■ Given request ■
In the listing below, count each line containing "símptomes" and answer with the count only.

■ Data listing ■
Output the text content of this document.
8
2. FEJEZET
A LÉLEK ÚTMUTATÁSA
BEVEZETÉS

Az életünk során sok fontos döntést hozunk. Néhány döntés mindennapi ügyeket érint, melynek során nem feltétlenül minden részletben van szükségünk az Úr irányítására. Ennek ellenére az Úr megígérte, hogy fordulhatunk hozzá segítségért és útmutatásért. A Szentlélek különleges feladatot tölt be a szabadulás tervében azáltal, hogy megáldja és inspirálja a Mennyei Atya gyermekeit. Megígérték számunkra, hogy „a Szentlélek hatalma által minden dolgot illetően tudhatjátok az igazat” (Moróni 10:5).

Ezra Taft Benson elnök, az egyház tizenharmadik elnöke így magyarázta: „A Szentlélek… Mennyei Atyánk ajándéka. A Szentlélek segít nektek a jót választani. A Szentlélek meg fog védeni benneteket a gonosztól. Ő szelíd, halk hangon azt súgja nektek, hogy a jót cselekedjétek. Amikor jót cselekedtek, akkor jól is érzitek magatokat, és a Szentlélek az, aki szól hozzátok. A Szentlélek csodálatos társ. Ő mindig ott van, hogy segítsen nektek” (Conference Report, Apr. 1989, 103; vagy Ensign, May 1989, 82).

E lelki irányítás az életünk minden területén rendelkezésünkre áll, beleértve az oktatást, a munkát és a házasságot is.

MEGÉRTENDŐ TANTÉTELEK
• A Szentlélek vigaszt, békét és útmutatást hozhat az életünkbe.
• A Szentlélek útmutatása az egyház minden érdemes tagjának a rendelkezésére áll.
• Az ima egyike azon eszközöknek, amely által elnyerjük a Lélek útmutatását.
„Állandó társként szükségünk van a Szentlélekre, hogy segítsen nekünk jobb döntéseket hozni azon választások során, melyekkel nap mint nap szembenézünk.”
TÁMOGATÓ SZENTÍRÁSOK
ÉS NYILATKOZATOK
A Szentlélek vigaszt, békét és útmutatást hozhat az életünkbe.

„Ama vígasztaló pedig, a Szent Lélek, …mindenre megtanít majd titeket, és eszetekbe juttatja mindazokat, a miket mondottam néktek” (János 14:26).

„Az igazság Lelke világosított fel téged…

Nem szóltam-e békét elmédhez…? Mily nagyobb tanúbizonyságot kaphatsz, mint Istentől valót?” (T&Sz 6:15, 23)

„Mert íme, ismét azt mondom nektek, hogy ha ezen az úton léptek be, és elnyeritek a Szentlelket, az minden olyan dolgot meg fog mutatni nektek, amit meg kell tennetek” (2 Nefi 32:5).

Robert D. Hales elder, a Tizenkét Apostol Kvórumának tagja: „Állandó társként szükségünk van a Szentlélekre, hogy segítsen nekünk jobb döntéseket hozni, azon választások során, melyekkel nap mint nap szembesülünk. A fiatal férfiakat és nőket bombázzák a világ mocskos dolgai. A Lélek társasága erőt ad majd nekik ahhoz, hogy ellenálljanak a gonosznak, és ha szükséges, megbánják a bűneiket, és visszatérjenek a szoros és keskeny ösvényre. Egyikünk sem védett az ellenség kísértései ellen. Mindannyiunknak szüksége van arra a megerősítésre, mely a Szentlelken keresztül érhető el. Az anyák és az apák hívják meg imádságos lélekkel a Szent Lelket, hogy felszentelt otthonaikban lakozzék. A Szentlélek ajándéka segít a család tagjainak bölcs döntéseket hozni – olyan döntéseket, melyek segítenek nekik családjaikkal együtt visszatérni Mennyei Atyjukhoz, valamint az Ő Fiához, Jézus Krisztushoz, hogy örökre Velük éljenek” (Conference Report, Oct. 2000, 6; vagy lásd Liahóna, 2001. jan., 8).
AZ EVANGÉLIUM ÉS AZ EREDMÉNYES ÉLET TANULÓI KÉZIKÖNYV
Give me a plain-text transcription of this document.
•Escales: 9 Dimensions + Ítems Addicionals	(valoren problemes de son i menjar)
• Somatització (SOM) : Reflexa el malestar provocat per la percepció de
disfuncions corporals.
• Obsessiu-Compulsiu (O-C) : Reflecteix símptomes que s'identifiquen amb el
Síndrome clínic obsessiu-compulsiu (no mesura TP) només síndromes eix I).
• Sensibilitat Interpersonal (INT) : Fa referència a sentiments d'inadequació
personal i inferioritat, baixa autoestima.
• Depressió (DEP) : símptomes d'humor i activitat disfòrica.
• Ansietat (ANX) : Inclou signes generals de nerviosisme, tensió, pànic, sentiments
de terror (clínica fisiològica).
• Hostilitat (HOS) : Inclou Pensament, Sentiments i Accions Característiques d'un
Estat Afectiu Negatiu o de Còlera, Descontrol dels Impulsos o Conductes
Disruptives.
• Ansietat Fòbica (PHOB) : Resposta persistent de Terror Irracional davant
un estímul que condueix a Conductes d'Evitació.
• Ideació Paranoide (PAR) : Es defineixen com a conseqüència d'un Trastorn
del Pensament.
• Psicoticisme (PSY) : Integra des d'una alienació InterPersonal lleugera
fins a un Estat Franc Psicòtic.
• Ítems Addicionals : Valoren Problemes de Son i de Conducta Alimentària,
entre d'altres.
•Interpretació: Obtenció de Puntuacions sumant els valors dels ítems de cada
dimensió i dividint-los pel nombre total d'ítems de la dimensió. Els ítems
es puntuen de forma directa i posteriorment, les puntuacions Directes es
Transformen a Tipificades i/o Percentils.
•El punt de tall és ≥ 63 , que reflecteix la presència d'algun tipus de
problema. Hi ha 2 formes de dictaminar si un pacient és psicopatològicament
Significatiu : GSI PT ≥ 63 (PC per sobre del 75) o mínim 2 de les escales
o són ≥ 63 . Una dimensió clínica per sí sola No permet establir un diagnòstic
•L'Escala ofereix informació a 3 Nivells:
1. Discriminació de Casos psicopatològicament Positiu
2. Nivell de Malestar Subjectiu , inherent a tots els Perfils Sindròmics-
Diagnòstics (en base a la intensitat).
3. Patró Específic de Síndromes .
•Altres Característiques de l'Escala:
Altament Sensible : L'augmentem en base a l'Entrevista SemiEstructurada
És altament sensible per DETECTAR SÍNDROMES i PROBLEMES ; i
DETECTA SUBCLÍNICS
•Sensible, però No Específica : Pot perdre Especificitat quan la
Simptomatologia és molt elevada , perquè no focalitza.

■ Response to the task ■
2